> _Short exercise_: Review the material line by line. Identify and copy every line that contains the string "新生代农民工的规模与增长趋势".
────────────────────────────────────────
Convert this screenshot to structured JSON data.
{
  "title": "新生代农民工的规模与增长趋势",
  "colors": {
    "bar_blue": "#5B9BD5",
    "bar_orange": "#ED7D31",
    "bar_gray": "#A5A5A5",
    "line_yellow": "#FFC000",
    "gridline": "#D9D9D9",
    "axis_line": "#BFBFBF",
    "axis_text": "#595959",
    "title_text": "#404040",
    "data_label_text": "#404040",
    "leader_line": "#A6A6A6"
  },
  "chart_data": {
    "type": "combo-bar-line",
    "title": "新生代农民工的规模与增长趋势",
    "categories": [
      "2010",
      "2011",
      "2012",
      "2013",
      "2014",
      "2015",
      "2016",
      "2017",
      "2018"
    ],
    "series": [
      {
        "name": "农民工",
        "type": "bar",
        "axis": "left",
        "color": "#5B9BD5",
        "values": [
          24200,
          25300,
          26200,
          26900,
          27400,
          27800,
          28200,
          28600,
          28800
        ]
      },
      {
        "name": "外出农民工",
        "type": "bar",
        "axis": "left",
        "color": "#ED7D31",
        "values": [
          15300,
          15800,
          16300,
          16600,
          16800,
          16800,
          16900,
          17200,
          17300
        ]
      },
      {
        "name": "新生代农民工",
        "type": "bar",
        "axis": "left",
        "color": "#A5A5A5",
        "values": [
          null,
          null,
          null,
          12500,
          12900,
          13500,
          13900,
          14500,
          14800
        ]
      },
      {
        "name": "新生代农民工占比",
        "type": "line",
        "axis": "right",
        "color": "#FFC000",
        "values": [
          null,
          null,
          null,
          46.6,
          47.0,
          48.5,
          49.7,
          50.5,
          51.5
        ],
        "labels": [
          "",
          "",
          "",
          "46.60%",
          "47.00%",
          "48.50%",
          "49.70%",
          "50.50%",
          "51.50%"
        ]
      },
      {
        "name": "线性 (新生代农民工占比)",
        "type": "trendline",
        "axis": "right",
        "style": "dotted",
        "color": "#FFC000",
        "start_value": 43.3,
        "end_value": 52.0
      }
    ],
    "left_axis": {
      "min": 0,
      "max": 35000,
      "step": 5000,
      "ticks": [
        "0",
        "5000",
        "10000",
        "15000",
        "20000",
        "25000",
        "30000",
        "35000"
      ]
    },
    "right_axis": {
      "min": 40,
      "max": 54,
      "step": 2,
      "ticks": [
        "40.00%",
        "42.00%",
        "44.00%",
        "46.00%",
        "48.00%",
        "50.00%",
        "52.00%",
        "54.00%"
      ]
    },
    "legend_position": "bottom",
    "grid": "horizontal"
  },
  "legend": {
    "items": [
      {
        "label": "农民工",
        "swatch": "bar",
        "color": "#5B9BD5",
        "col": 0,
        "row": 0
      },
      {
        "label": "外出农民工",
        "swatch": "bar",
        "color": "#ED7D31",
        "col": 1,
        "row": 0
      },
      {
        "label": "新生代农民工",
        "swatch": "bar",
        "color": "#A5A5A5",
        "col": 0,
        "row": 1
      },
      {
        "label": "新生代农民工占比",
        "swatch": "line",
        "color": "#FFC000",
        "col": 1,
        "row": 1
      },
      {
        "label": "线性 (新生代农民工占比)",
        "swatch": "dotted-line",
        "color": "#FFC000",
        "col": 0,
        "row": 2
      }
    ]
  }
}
────────────────────────────────────────
> _Written answer_:
  "title": "新生代农民工的规模与增长趋势",
    "title": "新生代农民工的规模与增长趋势",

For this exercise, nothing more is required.